↓↓↓

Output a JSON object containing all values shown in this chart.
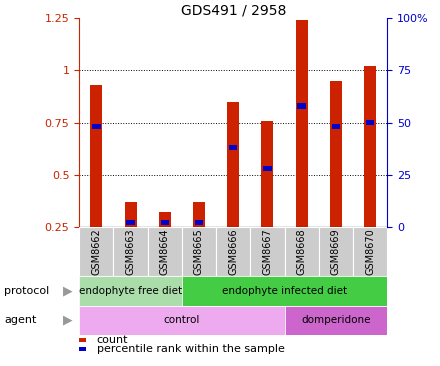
{
  "title": "GDS491 / 2958",
  "samples": [
    "GSM8662",
    "GSM8663",
    "GSM8664",
    "GSM8665",
    "GSM8666",
    "GSM8667",
    "GSM8668",
    "GSM8669",
    "GSM8670"
  ],
  "red_values": [
    0.93,
    0.37,
    0.32,
    0.37,
    0.85,
    0.76,
    1.24,
    0.95,
    1.02
  ],
  "blue_values": [
    0.73,
    0.27,
    0.27,
    0.27,
    0.63,
    0.53,
    0.83,
    0.73,
    0.75
  ],
  "ylim_left": [
    0.25,
    1.25
  ],
  "ylim_right": [
    0,
    100
  ],
  "yticks_left": [
    0.25,
    0.5,
    0.75,
    1.0,
    1.25
  ],
  "yticks_right": [
    0,
    25,
    50,
    75,
    100
  ],
  "ytick_labels_left": [
    "0.25",
    "0.5",
    "0.75",
    "1",
    "1.25"
  ],
  "ytick_labels_right": [
    "0",
    "25",
    "50",
    "75",
    "100%"
  ],
  "left_axis_color": "#cc2200",
  "right_axis_color": "#0000cc",
  "bar_color_red": "#cc2200",
  "bar_color_blue": "#0000cc",
  "protocol_row": {
    "label": "protocol",
    "groups": [
      {
        "text": "endophyte free diet",
        "start": 0,
        "end": 3,
        "color": "#aaddaa"
      },
      {
        "text": "endophyte infected diet",
        "start": 3,
        "end": 9,
        "color": "#44cc44"
      }
    ]
  },
  "agent_row": {
    "label": "agent",
    "groups": [
      {
        "text": "control",
        "start": 0,
        "end": 6,
        "color": "#eeaaee"
      },
      {
        "text": "domperidone",
        "start": 6,
        "end": 9,
        "color": "#cc66cc"
      }
    ]
  },
  "legend_items": [
    {
      "color": "#cc2200",
      "label": "count"
    },
    {
      "color": "#0000cc",
      "label": "percentile rank within the sample"
    }
  ],
  "bar_width": 0.35,
  "tick_label_color_left": "#cc2200",
  "tick_label_color_right": "#0000cc",
  "bg_color": "#ffffff",
  "sample_band_color": "#cccccc",
  "grid_ticks": [
    0.5,
    0.75,
    1.0
  ]
}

↑↑↑

* What you will do
Each line that holds the word "endophyte" should be extracted from the records.

* Full solution
        "text": "endophyte free diet",
        "text": "endophyte infected diet",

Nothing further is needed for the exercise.